**WRITTEN REQUEST:** Copy out every one of the following rows without changing any character.
* begin *
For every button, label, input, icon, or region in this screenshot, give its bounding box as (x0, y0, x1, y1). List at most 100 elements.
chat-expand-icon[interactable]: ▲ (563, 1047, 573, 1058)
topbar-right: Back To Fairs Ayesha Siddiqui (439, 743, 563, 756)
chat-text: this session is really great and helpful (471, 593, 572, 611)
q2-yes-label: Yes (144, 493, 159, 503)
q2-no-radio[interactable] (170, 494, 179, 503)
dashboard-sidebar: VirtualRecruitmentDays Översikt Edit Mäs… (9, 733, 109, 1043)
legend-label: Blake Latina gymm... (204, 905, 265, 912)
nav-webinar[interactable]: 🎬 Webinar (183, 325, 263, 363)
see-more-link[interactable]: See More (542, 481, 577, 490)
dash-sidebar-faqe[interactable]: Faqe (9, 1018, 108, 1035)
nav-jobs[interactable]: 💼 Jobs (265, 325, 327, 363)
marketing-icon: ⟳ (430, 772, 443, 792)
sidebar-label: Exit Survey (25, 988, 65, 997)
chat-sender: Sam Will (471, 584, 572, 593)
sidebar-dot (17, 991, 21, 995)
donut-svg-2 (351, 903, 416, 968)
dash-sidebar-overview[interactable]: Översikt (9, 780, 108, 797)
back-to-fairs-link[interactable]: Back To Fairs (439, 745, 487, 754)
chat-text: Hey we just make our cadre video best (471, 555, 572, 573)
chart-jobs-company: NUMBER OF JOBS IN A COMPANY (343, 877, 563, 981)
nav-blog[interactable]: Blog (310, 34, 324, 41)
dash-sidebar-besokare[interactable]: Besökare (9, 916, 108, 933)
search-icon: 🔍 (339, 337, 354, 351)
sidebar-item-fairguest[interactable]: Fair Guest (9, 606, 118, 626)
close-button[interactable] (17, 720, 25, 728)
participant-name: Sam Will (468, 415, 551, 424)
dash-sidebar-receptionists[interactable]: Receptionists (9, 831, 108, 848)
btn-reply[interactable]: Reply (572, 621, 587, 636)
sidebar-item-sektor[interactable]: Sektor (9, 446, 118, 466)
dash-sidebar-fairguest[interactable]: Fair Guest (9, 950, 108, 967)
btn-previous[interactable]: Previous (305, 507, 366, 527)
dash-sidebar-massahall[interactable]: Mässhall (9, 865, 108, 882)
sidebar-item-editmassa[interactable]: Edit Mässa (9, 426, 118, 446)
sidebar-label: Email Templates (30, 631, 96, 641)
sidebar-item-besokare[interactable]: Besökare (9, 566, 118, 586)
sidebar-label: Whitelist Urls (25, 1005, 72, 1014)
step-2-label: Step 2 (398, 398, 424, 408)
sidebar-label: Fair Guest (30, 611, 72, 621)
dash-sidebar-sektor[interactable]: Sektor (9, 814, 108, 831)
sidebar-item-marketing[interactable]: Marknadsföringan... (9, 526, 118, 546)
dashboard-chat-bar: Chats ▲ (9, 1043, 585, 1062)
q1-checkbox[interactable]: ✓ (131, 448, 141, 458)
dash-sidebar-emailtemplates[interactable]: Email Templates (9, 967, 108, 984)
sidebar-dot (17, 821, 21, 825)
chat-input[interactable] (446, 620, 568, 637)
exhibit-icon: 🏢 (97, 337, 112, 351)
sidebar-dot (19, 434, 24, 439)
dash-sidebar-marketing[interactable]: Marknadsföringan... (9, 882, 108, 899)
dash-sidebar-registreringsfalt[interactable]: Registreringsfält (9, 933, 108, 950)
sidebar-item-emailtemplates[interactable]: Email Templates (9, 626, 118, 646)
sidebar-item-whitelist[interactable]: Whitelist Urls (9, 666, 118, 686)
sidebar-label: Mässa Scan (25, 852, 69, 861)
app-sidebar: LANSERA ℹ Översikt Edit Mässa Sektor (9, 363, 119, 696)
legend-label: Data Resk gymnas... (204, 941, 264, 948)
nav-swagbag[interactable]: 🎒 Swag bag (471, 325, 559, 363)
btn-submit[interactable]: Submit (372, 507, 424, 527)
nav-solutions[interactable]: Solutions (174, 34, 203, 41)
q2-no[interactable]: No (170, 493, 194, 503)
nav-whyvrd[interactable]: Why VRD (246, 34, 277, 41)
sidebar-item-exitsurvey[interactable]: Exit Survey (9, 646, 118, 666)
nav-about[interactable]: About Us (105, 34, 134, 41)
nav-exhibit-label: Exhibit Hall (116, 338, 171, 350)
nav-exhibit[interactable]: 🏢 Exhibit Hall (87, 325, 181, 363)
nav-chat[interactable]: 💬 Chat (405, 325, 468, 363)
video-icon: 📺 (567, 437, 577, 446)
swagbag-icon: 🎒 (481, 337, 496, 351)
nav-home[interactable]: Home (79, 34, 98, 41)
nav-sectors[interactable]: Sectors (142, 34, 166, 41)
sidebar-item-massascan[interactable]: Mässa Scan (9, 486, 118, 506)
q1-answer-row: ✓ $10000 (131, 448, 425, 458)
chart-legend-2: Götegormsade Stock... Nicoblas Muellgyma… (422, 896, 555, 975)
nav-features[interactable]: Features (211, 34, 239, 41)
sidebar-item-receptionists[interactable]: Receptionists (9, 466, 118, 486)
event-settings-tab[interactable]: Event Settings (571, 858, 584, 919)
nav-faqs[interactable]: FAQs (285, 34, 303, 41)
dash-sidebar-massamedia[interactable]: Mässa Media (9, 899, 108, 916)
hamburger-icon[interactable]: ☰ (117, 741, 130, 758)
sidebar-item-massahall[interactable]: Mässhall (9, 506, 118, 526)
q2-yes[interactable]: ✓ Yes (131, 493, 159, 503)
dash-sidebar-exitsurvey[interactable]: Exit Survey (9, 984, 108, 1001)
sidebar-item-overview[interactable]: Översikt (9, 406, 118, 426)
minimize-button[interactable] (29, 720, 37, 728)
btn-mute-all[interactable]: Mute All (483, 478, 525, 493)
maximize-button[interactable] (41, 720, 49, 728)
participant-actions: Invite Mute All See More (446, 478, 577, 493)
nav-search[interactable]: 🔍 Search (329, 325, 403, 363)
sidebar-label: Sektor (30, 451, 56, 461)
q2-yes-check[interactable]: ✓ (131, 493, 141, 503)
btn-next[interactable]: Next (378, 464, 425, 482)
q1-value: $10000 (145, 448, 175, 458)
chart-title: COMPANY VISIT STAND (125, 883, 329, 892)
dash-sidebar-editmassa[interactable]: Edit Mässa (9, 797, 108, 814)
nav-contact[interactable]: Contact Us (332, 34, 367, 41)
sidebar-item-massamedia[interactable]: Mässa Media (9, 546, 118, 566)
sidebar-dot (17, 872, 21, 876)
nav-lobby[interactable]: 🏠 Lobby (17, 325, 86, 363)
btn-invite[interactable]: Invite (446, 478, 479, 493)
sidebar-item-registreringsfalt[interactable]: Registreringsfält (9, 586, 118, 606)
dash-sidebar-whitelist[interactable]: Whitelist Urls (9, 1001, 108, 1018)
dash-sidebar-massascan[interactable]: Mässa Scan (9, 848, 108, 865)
* end *
**TASK SOLUTION:**
For every button, label, input, icon, or region in this screenshot, give its bounding box as (x0, y0, x1, y1). List at most 100 elements.
chat-expand-icon[interactable]: ▲ (563, 1047, 573, 1058)
topbar-right: Back To Fairs Ayesha Siddiqui (439, 743, 563, 756)
chat-text: this session is really great and helpful (471, 593, 572, 611)
q2-yes-label: Yes (144, 493, 159, 503)
q2-no-radio[interactable] (170, 494, 179, 503)
dashboard-sidebar: VirtualRecruitmentDays Översikt Edit Mäs… (9, 733, 109, 1043)
legend-label: Blake Latina gymm... (204, 905, 265, 912)
nav-webinar[interactable]: 🎬 Webinar (183, 325, 263, 363)
see-more-link[interactable]: See More (542, 481, 577, 490)
dash-sidebar-faqe[interactable]: Faqe (9, 1018, 108, 1035)
nav-jobs[interactable]: 💼 Jobs (265, 325, 327, 363)
marketing-icon: ⟳ (430, 772, 443, 792)
sidebar-label: Exit Survey (25, 988, 65, 997)
chat-sender: Sam Will (471, 584, 572, 593)
sidebar-dot (17, 991, 21, 995)
donut-svg-2 (351, 903, 416, 968)
dash-sidebar-overview[interactable]: Översikt (9, 780, 108, 797)
back-to-fairs-link[interactable]: Back To Fairs (439, 745, 487, 754)
chat-text: Hey we just make our cadre video best (471, 555, 572, 573)
chart-jobs-company: NUMBER OF JOBS IN A COMPANY (343, 877, 563, 981)
nav-blog[interactable]: Blog (310, 34, 324, 41)
dash-sidebar-besokare[interactable]: Besökare (9, 916, 108, 933)
search-icon: 🔍 (339, 337, 354, 351)
sidebar-item-fairguest[interactable]: Fair Guest (9, 606, 118, 626)
close-button[interactable] (17, 720, 25, 728)
participant-name: Sam Will (468, 415, 551, 424)
dash-sidebar-receptionists[interactable]: Receptionists (9, 831, 108, 848)
btn-reply[interactable]: Reply (572, 621, 587, 636)
sidebar-item-sektor[interactable]: Sektor (9, 446, 118, 466)
dash-sidebar-fairguest[interactable]: Fair Guest (9, 950, 108, 967)
btn-previous[interactable]: Previous (305, 507, 366, 527)
dash-sidebar-massahall[interactable]: Mässhall (9, 865, 108, 882)
sidebar-item-editmassa[interactable]: Edit Mässa (9, 426, 118, 446)
sidebar-label: Email Templates (30, 631, 96, 641)
sidebar-item-besokare[interactable]: Besökare (9, 566, 118, 586)
sidebar-label: Whitelist Urls (25, 1005, 72, 1014)
step-2-label: Step 2 (398, 398, 424, 408)
sidebar-label: Fair Guest (30, 611, 72, 621)
dash-sidebar-sektor[interactable]: Sektor (9, 814, 108, 831)
sidebar-item-marketing[interactable]: Marknadsföringan... (9, 526, 118, 546)
dashboard-chat-bar: Chats ▲ (9, 1043, 585, 1062)
q1-checkbox[interactable]: ✓ (131, 448, 141, 458)
dash-sidebar-emailtemplates[interactable]: Email Templates (9, 967, 108, 984)
sidebar-dot (17, 821, 21, 825)
chat-input[interactable] (446, 620, 568, 637)
exhibit-icon: 🏢 (97, 337, 112, 351)
sidebar-dot (19, 434, 24, 439)
dash-sidebar-marketing[interactable]: Marknadsföringan... (9, 882, 108, 899)
dash-sidebar-registreringsfalt[interactable]: Registreringsfält (9, 933, 108, 950)
sidebar-item-emailtemplates[interactable]: Email Templates (9, 626, 118, 646)
sidebar-item-whitelist[interactable]: Whitelist Urls (9, 666, 118, 686)
sidebar-label: Mässa Scan (25, 852, 69, 861)
app-sidebar: LANSERA ℹ Översikt Edit Mässa Sektor (9, 363, 119, 696)
legend-label: Data Resk gymnas... (204, 941, 264, 948)
nav-swagbag[interactable]: 🎒 Swag bag (471, 325, 559, 363)
btn-submit[interactable]: Submit (372, 507, 424, 527)
nav-solutions[interactable]: Solutions (174, 34, 203, 41)
q2-no[interactable]: No (170, 493, 194, 503)
nav-whyvrd[interactable]: Why VRD (246, 34, 277, 41)
sidebar-item-exitsurvey[interactable]: Exit Survey (9, 646, 118, 666)
nav-about[interactable]: About Us (105, 34, 134, 41)
nav-exhibit-label: Exhibit Hall (116, 338, 171, 350)
nav-exhibit[interactable]: 🏢 Exhibit Hall (87, 325, 181, 363)
nav-chat[interactable]: 💬 Chat (405, 325, 468, 363)
video-icon: 📺 (567, 437, 577, 446)
swagbag-icon: 🎒 (481, 337, 496, 351)
nav-home[interactable]: Home (79, 34, 98, 41)
nav-sectors[interactable]: Sectors (142, 34, 166, 41)
sidebar-item-massascan[interactable]: Mässa Scan (9, 486, 118, 506)
q1-answer-row: ✓ $10000 (131, 448, 425, 458)
chart-legend-2: Götegormsade Stock... Nicoblas Muellgyma… (422, 896, 555, 975)
nav-features[interactable]: Features (211, 34, 239, 41)
sidebar-item-receptionists[interactable]: Receptionists (9, 466, 118, 486)
event-settings-tab[interactable]: Event Settings (571, 858, 584, 919)
nav-faqs[interactable]: FAQs (285, 34, 303, 41)
dash-sidebar-massamedia[interactable]: Mässa Media (9, 899, 108, 916)
hamburger-icon[interactable]: ☰ (117, 741, 130, 758)
sidebar-item-massahall[interactable]: Mässhall (9, 506, 118, 526)
q2-yes[interactable]: ✓ Yes (131, 493, 159, 503)
dash-sidebar-exitsurvey[interactable]: Exit Survey (9, 984, 108, 1001)
sidebar-item-overview[interactable]: Översikt (9, 406, 118, 426)
minimize-button[interactable] (29, 720, 37, 728)
btn-mute-all[interactable]: Mute All (483, 478, 525, 493)
maximize-button[interactable] (41, 720, 49, 728)
participant-actions: Invite Mute All See More (446, 478, 577, 493)
nav-search[interactable]: 🔍 Search (329, 325, 403, 363)
sidebar-label: Sektor (30, 451, 56, 461)
q2-yes-check[interactable]: ✓ (131, 493, 141, 503)
btn-next[interactable]: Next (378, 464, 425, 482)
q1-value: $10000 (145, 448, 175, 458)
chart-title: COMPANY VISIT STAND (125, 883, 329, 892)
dash-sidebar-editmassa[interactable]: Edit Mässa (9, 797, 108, 814)
nav-contact[interactable]: Contact Us (332, 34, 367, 41)
sidebar-item-massamedia[interactable]: Mässa Media (9, 546, 118, 566)
sidebar-dot (17, 872, 21, 876)
nav-lobby[interactable]: 🏠 Lobby (17, 325, 86, 363)
btn-invite[interactable]: Invite (446, 478, 479, 493)
sidebar-item-registreringsfalt[interactable]: Registreringsfält (9, 586, 118, 606)
dash-sidebar-whitelist[interactable]: Whitelist Urls (9, 1001, 108, 1018)
dash-sidebar-massascan[interactable]: Mässa Scan (9, 848, 108, 865)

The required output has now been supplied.